[Data entries]
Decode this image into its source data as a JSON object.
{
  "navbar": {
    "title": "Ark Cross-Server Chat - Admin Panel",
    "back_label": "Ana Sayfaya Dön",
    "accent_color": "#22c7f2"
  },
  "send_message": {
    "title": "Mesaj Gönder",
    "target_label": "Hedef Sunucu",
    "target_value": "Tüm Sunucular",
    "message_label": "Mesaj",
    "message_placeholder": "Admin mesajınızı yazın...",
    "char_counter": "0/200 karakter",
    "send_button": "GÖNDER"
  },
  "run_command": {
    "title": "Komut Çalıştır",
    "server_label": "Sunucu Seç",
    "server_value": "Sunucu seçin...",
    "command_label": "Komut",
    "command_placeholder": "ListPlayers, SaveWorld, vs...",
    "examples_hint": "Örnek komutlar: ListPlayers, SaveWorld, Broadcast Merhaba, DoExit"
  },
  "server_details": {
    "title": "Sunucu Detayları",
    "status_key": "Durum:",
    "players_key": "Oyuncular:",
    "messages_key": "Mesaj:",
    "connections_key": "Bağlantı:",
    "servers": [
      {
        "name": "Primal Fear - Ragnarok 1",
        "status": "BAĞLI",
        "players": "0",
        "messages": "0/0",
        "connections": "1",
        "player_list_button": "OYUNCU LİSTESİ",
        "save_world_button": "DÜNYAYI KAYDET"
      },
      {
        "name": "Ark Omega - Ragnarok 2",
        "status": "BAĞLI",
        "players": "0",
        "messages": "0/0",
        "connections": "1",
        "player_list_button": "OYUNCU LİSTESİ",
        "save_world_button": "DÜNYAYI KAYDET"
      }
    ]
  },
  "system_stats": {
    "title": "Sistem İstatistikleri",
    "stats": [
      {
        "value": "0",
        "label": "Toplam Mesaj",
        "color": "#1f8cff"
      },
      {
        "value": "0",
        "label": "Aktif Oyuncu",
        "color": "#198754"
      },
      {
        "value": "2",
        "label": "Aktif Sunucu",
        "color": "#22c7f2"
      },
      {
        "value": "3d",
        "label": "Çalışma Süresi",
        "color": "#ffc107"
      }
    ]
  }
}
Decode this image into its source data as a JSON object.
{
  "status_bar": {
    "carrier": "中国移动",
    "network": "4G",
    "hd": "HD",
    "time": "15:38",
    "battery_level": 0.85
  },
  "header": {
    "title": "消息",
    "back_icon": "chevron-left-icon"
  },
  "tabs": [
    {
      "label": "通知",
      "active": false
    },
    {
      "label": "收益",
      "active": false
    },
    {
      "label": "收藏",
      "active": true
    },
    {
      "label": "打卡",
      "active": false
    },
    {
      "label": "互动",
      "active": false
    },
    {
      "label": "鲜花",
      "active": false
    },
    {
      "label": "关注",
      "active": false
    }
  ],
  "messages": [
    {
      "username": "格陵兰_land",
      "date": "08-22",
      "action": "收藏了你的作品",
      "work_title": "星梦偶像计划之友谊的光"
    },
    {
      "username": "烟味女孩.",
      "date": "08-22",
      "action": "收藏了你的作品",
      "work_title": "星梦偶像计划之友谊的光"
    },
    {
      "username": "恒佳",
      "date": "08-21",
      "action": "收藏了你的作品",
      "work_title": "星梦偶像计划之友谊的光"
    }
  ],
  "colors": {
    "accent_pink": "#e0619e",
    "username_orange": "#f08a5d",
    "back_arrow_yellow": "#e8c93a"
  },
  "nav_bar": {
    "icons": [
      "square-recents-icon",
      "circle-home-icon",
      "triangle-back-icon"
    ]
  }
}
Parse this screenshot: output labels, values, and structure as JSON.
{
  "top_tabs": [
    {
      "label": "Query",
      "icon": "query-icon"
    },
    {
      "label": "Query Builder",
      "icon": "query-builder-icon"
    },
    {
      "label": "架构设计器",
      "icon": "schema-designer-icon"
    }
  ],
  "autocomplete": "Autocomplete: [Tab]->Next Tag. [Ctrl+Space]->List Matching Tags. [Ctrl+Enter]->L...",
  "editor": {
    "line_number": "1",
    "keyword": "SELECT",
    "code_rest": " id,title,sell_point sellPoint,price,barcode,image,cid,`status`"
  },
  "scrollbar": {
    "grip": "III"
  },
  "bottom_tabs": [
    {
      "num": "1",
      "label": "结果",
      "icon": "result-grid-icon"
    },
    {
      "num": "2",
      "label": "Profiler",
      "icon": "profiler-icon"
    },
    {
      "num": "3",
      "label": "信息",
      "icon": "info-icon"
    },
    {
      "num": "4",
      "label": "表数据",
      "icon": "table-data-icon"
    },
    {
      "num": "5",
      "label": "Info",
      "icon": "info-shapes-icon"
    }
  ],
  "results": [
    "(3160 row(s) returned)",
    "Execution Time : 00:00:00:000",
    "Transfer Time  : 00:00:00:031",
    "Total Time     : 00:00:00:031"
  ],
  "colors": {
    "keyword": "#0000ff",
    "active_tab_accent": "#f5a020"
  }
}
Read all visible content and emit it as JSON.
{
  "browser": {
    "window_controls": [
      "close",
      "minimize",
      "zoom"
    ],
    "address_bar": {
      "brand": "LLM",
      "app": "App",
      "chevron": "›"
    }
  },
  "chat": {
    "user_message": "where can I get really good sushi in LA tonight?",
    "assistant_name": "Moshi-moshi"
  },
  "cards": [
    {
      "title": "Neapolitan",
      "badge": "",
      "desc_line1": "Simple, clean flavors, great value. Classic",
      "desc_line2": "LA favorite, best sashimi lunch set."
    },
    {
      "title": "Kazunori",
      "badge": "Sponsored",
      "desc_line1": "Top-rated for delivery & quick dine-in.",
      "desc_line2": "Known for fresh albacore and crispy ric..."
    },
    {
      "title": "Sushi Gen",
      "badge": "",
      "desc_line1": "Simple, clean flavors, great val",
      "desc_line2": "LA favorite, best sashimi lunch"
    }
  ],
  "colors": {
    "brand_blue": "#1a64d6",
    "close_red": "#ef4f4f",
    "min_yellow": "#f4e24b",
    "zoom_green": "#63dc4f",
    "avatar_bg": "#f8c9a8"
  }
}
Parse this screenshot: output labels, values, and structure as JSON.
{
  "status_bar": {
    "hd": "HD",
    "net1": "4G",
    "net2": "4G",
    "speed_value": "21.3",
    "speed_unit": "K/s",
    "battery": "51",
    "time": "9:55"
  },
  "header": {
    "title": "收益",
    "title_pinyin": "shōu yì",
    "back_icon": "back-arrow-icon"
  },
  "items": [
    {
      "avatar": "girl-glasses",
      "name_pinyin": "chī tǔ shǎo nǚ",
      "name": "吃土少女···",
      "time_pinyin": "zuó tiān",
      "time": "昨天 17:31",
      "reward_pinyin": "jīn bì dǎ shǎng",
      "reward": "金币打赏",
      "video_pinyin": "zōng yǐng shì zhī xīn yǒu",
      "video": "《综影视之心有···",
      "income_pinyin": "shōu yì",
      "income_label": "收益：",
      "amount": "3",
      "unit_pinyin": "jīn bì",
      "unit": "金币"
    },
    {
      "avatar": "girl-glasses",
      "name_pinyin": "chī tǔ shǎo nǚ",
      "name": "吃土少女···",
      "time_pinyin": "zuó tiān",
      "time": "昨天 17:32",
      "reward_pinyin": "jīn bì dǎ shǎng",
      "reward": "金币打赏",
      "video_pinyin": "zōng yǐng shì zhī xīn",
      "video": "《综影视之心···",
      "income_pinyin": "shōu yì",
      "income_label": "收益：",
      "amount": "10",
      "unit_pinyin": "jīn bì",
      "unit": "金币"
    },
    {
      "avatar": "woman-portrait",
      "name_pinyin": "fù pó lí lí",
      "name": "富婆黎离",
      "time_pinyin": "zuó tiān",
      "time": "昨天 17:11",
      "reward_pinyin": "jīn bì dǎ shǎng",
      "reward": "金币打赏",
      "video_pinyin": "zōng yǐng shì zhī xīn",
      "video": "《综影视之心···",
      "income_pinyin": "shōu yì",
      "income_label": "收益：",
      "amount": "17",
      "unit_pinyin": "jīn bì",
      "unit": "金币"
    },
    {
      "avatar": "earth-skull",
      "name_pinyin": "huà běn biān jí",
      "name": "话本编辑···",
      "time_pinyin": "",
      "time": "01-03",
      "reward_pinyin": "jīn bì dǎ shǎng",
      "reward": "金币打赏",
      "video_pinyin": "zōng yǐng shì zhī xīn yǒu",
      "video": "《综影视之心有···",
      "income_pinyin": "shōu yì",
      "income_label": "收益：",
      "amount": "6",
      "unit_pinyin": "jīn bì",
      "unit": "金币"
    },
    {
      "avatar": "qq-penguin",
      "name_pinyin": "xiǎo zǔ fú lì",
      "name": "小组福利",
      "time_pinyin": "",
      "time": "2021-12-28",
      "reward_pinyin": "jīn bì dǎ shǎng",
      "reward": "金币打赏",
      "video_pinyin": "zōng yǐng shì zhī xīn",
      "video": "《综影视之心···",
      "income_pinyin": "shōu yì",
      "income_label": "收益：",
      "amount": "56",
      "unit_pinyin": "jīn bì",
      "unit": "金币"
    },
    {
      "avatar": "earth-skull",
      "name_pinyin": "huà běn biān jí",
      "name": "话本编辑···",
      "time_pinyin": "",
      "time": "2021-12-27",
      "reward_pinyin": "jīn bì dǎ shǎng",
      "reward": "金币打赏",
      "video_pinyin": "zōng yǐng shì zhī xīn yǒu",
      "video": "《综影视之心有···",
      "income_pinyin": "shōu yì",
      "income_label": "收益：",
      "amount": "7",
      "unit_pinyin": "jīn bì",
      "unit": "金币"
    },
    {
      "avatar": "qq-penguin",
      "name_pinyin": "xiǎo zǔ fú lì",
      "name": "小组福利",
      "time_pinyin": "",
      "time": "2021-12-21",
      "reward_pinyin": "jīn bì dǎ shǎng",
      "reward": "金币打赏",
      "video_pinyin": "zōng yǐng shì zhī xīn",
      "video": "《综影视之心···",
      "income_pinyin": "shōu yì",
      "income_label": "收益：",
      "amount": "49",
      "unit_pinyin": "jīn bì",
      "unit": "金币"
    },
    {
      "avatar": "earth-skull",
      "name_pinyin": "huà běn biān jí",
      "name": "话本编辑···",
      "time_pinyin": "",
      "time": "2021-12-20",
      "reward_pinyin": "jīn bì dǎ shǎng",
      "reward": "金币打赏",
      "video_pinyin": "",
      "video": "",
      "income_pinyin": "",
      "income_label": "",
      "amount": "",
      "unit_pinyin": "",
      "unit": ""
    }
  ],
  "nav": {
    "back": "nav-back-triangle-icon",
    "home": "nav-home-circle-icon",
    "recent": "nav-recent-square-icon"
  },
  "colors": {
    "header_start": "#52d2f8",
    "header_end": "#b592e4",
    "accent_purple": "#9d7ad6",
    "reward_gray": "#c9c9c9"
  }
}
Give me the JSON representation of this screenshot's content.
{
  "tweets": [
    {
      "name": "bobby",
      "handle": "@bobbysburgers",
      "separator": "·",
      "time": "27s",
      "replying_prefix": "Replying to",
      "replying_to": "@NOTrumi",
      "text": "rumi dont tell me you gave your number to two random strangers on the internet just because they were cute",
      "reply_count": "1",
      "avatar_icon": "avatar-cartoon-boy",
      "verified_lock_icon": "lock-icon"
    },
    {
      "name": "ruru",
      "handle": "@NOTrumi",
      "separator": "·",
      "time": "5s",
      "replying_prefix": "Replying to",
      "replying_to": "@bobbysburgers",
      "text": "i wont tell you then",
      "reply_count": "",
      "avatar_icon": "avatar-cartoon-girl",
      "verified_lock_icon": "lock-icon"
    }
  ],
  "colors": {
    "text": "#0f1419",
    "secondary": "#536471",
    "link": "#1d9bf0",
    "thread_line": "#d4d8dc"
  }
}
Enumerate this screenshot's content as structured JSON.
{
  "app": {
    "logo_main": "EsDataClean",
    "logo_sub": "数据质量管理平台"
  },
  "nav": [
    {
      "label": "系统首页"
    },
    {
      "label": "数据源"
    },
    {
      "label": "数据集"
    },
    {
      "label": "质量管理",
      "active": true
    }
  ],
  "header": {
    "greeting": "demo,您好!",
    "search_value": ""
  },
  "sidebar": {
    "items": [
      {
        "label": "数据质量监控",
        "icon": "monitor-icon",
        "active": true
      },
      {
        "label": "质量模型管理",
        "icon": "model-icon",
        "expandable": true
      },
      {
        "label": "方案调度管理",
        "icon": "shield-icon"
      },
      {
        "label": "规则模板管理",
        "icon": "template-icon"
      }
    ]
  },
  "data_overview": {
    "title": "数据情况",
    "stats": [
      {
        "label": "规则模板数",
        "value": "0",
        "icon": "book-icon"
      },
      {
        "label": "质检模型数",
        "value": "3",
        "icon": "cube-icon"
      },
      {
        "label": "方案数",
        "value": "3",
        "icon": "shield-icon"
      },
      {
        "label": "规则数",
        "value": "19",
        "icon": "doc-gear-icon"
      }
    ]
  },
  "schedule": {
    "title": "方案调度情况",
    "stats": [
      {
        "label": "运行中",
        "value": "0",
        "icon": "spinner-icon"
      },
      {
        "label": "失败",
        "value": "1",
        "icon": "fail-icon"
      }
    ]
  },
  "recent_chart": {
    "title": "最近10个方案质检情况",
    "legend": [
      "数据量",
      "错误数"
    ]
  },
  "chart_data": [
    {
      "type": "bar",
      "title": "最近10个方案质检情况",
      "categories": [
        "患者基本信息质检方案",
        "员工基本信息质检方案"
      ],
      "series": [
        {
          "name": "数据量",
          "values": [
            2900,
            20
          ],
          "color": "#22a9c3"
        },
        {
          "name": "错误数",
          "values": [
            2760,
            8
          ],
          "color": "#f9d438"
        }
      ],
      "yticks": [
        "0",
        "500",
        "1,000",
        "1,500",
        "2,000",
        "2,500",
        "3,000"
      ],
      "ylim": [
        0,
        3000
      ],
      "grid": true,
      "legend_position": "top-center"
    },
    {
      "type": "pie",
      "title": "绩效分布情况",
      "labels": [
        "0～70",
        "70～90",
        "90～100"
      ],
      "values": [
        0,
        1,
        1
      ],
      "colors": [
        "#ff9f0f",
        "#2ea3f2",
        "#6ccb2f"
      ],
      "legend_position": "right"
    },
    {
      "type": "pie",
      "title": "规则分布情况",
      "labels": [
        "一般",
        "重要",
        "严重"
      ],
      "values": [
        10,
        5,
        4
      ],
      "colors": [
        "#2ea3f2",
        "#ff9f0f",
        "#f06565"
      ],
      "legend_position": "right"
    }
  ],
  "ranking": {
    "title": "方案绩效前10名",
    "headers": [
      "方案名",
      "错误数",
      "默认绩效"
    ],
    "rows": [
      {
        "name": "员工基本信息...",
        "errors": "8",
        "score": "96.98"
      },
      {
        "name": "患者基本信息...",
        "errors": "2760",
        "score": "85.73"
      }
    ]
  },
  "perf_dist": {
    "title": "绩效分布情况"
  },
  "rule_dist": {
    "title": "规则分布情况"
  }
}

### Requirement
Each line in the listing above that contains "lunch" should be copied.

### Reply to the exercise
      "desc_line2": "LA favorite, best sashimi lunch set."
      "desc_line2": "LA favorite, best sashimi lunch"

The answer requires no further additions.